= What to do =
Each entry that follows is to be retyped exactly. Pictures do not belong in the copy.

= Data provided =
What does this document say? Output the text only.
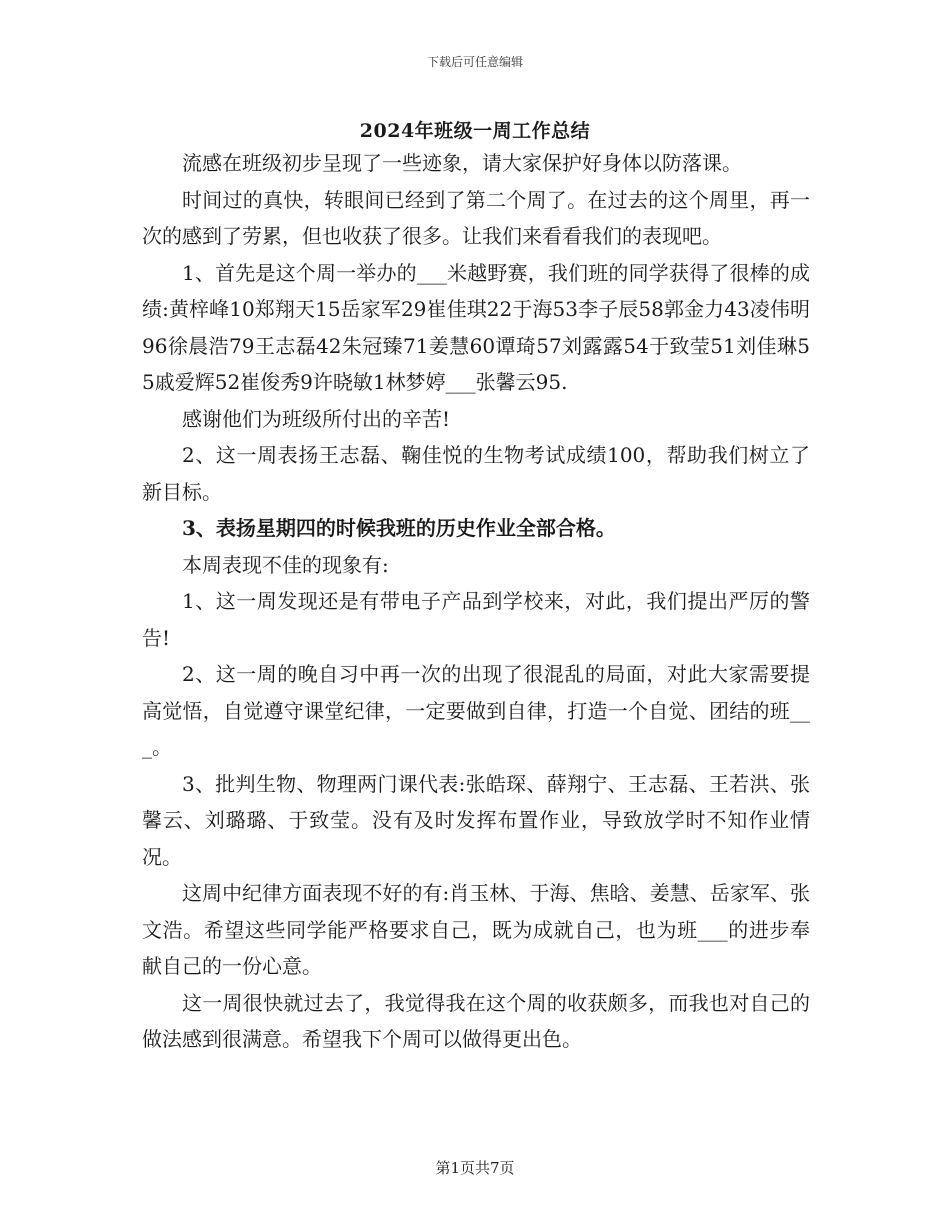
下载后可任意编辑
2024年班级一周工作总结

流感在班级初步呈现了一些迹象，请大家保护好身体以防落课。

时间过的真快，转眼间已经到了第二个周了。在过去的这个周里，再一次的感到了劳累，但也收获了很多。让我们来看看我们的表现吧。

1、首先是这个周一举办的___米越野赛，我们班的同学获得了很棒的成绩:黄梓峰10郑翔天15岳家军29崔佳琪22于海53李子辰58郭金力43凌伟明96徐晨浩79王志磊42朱冠臻71姜慧60谭琦57刘露露54于致莹51刘佳琳55戚爱辉52崔俊秀9许晓敏1林梦婷___张馨云95.

感谢他们为班级所付出的辛苦!

2、这一周表扬王志磊、鞠佳悦的生物考试成绩100，帮助我们树立了新目标。

3、表扬星期四的时候我班的历史作业全部合格。

本周表现不佳的现象有:

1、这一周发现还是有带电子产品到学校来，对此，我们提出严厉的警告!

2、这一周的晚自习中再一次的出现了很混乱的局面，对此大家需要提高觉悟，自觉遵守课堂纪律，一定要做到自律，打造一个自觉、团结的班___。

3、批判生物、物理两门课代表:张皓琛、薛翔宁、王志磊、王若洪、张馨云、刘璐璐、于致莹。没有及时发挥布置作业，导致放学时不知作业情况。

这周中纪律方面表现不好的有:肖玉林、于海、焦晗、姜慧、岳家军、张文浩。希望这些同学能严格要求自己，既为成就自己，也为班___的进步奉献自己的一份心意。

这一周很快就过去了，我觉得我在这个周的收获颇多，而我也对自己的做法感到很满意。希望我下个周可以做得更出色。

第1页共7页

= Response =
What does this document say? Output the text only.
下载后可任意编辑
2024年班级一周工作总结

流感在班级初步呈现了一些迹象，请大家保护好身体以防落课。

时间过的真快，转眼间已经到了第二个周了。在过去的这个周里，再一次的感到了劳累，但也收获了很多。让我们来看看我们的表现吧。

1、首先是这个周一举办的___米越野赛，我们班的同学获得了很棒的成绩:黄梓峰10郑翔天15岳家军29崔佳琪22于海53李子辰58郭金力43凌伟明96徐晨浩79王志磊42朱冠臻71姜慧60谭琦57刘露露54于致莹51刘佳琳55戚爱辉52崔俊秀9许晓敏1林梦婷___张馨云95.

感谢他们为班级所付出的辛苦!

2、这一周表扬王志磊、鞠佳悦的生物考试成绩100，帮助我们树立了新目标。

3、表扬星期四的时候我班的历史作业全部合格。

本周表现不佳的现象有:

1、这一周发现还是有带电子产品到学校来，对此，我们提出严厉的警告!

2、这一周的晚自习中再一次的出现了很混乱的局面，对此大家需要提高觉悟，自觉遵守课堂纪律，一定要做到自律，打造一个自觉、团结的班___。

3、批判生物、物理两门课代表:张皓琛、薛翔宁、王志磊、王若洪、张馨云、刘璐璐、于致莹。没有及时发挥布置作业，导致放学时不知作业情况。

这周中纪律方面表现不好的有:肖玉林、于海、焦晗、姜慧、岳家军、张文浩。希望这些同学能严格要求自己，既为成就自己，也为班___的进步奉献自己的一份心意。

这一周很快就过去了，我觉得我在这个周的收获颇多，而我也对自己的做法感到很满意。希望我下个周可以做得更出色。

第1页共7页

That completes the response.